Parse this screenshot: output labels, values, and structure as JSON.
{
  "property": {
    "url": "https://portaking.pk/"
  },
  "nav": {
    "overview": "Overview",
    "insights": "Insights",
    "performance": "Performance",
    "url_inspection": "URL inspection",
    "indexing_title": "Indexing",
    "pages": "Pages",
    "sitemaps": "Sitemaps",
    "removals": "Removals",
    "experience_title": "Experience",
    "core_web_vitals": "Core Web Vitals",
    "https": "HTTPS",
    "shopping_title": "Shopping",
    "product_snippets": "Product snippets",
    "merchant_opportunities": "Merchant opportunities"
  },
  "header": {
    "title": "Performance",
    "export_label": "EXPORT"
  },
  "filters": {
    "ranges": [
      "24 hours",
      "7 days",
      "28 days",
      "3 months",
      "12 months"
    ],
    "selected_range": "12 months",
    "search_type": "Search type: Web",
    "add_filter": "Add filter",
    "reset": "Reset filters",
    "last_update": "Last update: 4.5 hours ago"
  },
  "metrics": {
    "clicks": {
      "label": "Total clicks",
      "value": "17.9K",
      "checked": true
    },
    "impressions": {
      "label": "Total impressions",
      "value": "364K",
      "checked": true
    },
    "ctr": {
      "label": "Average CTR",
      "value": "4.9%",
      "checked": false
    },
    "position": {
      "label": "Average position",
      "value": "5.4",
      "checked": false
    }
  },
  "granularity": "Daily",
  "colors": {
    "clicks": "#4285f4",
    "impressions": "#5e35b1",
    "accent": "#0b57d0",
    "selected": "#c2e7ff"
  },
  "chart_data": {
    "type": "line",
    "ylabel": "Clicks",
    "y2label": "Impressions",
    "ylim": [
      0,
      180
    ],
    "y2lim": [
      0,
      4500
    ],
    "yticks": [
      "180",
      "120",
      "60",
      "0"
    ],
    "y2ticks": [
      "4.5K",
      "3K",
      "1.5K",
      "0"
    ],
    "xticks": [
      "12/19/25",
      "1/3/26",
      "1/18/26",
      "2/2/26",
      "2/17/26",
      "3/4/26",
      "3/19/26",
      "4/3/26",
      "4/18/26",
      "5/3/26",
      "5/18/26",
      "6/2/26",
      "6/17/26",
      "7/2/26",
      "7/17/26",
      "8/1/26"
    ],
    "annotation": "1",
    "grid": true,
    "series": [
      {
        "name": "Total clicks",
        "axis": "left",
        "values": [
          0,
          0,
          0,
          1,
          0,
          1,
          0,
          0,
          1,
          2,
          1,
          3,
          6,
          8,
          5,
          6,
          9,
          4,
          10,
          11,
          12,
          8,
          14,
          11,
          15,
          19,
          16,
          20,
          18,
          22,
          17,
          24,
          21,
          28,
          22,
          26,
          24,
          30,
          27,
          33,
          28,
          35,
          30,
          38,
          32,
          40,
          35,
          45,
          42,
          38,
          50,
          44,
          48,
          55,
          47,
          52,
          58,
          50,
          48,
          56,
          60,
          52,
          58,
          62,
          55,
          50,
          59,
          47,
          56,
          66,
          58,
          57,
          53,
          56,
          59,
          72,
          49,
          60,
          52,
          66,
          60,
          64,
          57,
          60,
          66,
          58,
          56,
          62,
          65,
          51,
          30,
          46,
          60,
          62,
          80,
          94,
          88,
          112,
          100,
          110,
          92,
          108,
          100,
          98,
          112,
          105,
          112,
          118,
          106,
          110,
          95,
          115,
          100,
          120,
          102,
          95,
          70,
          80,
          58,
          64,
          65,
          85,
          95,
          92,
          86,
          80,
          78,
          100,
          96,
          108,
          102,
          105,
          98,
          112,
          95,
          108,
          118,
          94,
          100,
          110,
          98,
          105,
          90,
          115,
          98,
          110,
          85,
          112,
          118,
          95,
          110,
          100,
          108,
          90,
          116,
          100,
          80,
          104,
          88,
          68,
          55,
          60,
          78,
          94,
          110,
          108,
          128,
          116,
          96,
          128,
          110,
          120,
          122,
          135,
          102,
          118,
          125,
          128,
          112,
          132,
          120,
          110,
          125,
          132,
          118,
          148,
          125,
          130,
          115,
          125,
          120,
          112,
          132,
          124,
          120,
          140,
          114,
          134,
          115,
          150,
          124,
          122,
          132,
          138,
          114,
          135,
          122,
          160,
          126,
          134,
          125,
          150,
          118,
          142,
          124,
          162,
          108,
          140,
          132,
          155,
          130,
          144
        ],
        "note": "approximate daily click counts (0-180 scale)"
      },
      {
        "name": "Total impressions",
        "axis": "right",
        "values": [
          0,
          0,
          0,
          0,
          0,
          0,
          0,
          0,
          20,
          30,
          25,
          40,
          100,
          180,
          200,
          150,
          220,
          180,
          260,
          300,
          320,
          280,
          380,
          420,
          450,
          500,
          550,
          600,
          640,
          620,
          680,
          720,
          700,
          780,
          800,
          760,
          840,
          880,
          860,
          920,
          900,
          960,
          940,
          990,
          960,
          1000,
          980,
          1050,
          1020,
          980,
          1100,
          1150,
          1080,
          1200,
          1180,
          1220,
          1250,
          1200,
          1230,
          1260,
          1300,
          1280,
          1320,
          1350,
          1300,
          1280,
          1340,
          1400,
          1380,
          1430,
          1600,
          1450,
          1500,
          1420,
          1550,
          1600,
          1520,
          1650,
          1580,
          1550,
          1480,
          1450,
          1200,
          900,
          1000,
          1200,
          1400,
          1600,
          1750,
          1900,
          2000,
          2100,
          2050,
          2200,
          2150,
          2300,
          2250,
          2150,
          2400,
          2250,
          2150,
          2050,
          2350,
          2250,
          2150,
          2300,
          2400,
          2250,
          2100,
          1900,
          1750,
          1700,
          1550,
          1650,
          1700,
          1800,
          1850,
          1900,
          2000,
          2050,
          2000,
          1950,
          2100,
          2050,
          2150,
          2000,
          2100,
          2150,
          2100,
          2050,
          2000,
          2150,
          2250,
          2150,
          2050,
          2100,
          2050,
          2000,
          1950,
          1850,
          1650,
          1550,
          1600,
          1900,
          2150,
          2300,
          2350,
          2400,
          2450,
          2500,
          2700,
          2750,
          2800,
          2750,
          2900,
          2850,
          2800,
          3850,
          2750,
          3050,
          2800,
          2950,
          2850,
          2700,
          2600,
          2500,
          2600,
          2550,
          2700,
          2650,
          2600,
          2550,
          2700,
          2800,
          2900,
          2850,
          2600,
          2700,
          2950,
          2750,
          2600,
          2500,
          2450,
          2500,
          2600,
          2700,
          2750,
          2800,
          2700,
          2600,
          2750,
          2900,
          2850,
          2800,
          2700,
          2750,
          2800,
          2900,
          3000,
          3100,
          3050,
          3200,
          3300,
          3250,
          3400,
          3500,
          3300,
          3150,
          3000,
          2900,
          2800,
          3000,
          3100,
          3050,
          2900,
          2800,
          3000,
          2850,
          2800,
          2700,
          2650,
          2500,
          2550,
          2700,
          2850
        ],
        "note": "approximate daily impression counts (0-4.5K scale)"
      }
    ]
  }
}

◆ **EXERCISE TASK**: Return all the data above once more, precisely as given.

◆ **SOLUTION TO THIS EXERCISE**:
Parse this screenshot: output labels, values, and structure as JSON.
{
  "property": {
    "url": "https://portaking.pk/"
  },
  "nav": {
    "overview": "Overview",
    "insights": "Insights",
    "performance": "Performance",
    "url_inspection": "URL inspection",
    "indexing_title": "Indexing",
    "pages": "Pages",
    "sitemaps": "Sitemaps",
    "removals": "Removals",
    "experience_title": "Experience",
    "core_web_vitals": "Core Web Vitals",
    "https": "HTTPS",
    "shopping_title": "Shopping",
    "product_snippets": "Product snippets",
    "merchant_opportunities": "Merchant opportunities"
  },
  "header": {
    "title": "Performance",
    "export_label": "EXPORT"
  },
  "filters": {
    "ranges": [
      "24 hours",
      "7 days",
      "28 days",
      "3 months",
      "12 months"
    ],
    "selected_range": "12 months",
    "search_type": "Search type: Web",
    "add_filter": "Add filter",
    "reset": "Reset filters",
    "last_update": "Last update: 4.5 hours ago"
  },
  "metrics": {
    "clicks": {
      "label": "Total clicks",
      "value": "17.9K",
      "checked": true
    },
    "impressions": {
      "label": "Total impressions",
      "value": "364K",
      "checked": true
    },
    "ctr": {
      "label": "Average CTR",
      "value": "4.9%",
      "checked": false
    },
    "position": {
      "label": "Average position",
      "value": "5.4",
      "checked": false
    }
  },
  "granularity": "Daily",
  "colors": {
    "clicks": "#4285f4",
    "impressions": "#5e35b1",
    "accent": "#0b57d0",
    "selected": "#c2e7ff"
  },
  "chart_data": {
    "type": "line",
    "ylabel": "Clicks",
    "y2label": "Impressions",
    "ylim": [
      0,
      180
    ],
    "y2lim": [
      0,
      4500
    ],
    "yticks": [
      "180",
      "120",
      "60",
      "0"
    ],
    "y2ticks": [
      "4.5K",
      "3K",
      "1.5K",
      "0"
    ],
    "xticks": [
      "12/19/25",
      "1/3/26",
      "1/18/26",
      "2/2/26",
      "2/17/26",
      "3/4/26",
      "3/19/26",
      "4/3/26",
      "4/18/26",
      "5/3/26",
      "5/18/26",
      "6/2/26",
      "6/17/26",
      "7/2/26",
      "7/17/26",
      "8/1/26"
    ],
    "annotation": "1",
    "grid": true,
    "series": [
      {
        "name": "Total clicks",
        "axis": "left",
        "values": [
          0,
          0,
          0,
          1,
          0,
          1,
          0,
          0,
          1,
          2,
          1,
          3,
          6,
          8,
          5,
          6,
          9,
          4,
          10,
          11,
          12,
          8,
          14,
          11,
          15,
          19,
          16,
          20,
          18,
          22,
          17,
          24,
          21,
          28,
          22,
          26,
          24,
          30,
          27,
          33,
          28,
          35,
          30,
          38,
          32,
          40,
          35,
          45,
          42,
          38,
          50,
          44,
          48,
          55,
          47,
          52,
          58,
          50,
          48,
          56,
          60,
          52,
          58,
          62,
          55,
          50,
          59,
          47,
          56,
          66,
          58,
          57,
          53,
          56,
          59,
          72,
          49,
          60,
          52,
          66,
          60,
          64,
          57,
          60,
          66,
          58,
          56,
          62,
          65,
          51,
          30,
          46,
          60,
          62,
          80,
          94,
          88,
          112,
          100,
          110,
          92,
          108,
          100,
          98,
          112,
          105,
          112,
          118,
          106,
          110,
          95,
          115,
          100,
          120,
          102,
          95,
          70,
          80,
          58,
          64,
          65,
          85,
          95,
          92,
          86,
          80,
          78,
          100,
          96,
          108,
          102,
          105,
          98,
          112,
          95,
          108,
          118,
          94,
          100,
          110,
          98,
          105,
          90,
          115,
          98,
          110,
          85,
          112,
          118,
          95,
          110,
          100,
          108,
          90,
          116,
          100,
          80,
          104,
          88,
          68,
          55,
          60,
          78,
          94,
          110,
          108,
          128,
          116,
          96,
          128,
          110,
          120,
          122,
          135,
          102,
          118,
          125,
          128,
          112,
          132,
          120,
          110,
          125,
          132,
          118,
          148,
          125,
          130,
          115,
          125,
          120,
          112,
          132,
          124,
          120,
          140,
          114,
          134,
          115,
          150,
          124,
          122,
          132,
          138,
          114,
          135,
          122,
          160,
          126,
          134,
          125,
          150,
          118,
          142,
          124,
          162,
          108,
          140,
          132,
          155,
          130,
          144
        ],
        "note": "approximate daily click counts (0-180 scale)"
      },
      {
        "name": "Total impressions",
        "axis": "right",
        "values": [
          0,
          0,
          0,
          0,
          0,
          0,
          0,
          0,
          20,
          30,
          25,
          40,
          100,
          180,
          200,
          150,
          220,
          180,
          260,
          300,
          320,
          280,
          380,
          420,
          450,
          500,
          550,
          600,
          640,
          620,
          680,
          720,
          700,
          780,
          800,
          760,
          840,
          880,
          860,
          920,
          900,
          960,
          940,
          990,
          960,
          1000,
          980,
          1050,
          1020,
          980,
          1100,
          1150,
          1080,
          1200,
          1180,
          1220,
          1250,
          1200,
          1230,
          1260,
          1300,
          1280,
          1320,
          1350,
          1300,
          1280,
          1340,
          1400,
          1380,
          1430,
          1600,
          1450,
          1500,
          1420,
          1550,
          1600,
          1520,
          1650,
          1580,
          1550,
          1480,
          1450,
          1200,
          900,
          1000,
          1200,
          1400,
          1600,
          1750,
          1900,
          2000,
          2100,
          2050,
          2200,
          2150,
          2300,
          2250,
          2150,
          2400,
          2250,
          2150,
          2050,
          2350,
          2250,
          2150,
          2300,
          2400,
          2250,
          2100,
          1900,
          1750,
          1700,
          1550,
          1650,
          1700,
          1800,
          1850,
          1900,
          2000,
          2050,
          2000,
          1950,
          2100,
          2050,
          2150,
          2000,
          2100,
          2150,
          2100,
          2050,
          2000,
          2150,
          2250,
          2150,
          2050,
          2100,
          2050,
          2000,
          1950,
          1850,
          1650,
          1550,
          1600,
          1900,
          2150,
          2300,
          2350,
          2400,
          2450,
          2500,
          2700,
          2750,
          2800,
          2750,
          2900,
          2850,
          2800,
          3850,
          2750,
          3050,
          2800,
          2950,
          2850,
          2700,
          2600,
          2500,
          2600,
          2550,
          2700,
          2650,
          2600,
          2550,
          2700,
          2800,
          2900,
          2850,
          2600,
          2700,
          2950,
          2750,
          2600,
          2500,
          2450,
          2500,
          2600,
          2700,
          2750,
          2800,
          2700,
          2600,
          2750,
          2900,
          2850,
          2800,
          2700,
          2750,
          2800,
          2900,
          3000,
          3100,
          3050,
          3200,
          3300,
          3250,
          3400,
          3500,
          3300,
          3150,
          3000,
          2900,
          2800,
          3000,
          3100,
          3050,
          2900,
          2800,
          3000,
          2850,
          2800,
          2700,
          2650,
          2500,
          2550,
          2700,
          2850
        ],
        "note": "approximate daily impression counts (0-4.5K scale)"
      }
    ]
  }
}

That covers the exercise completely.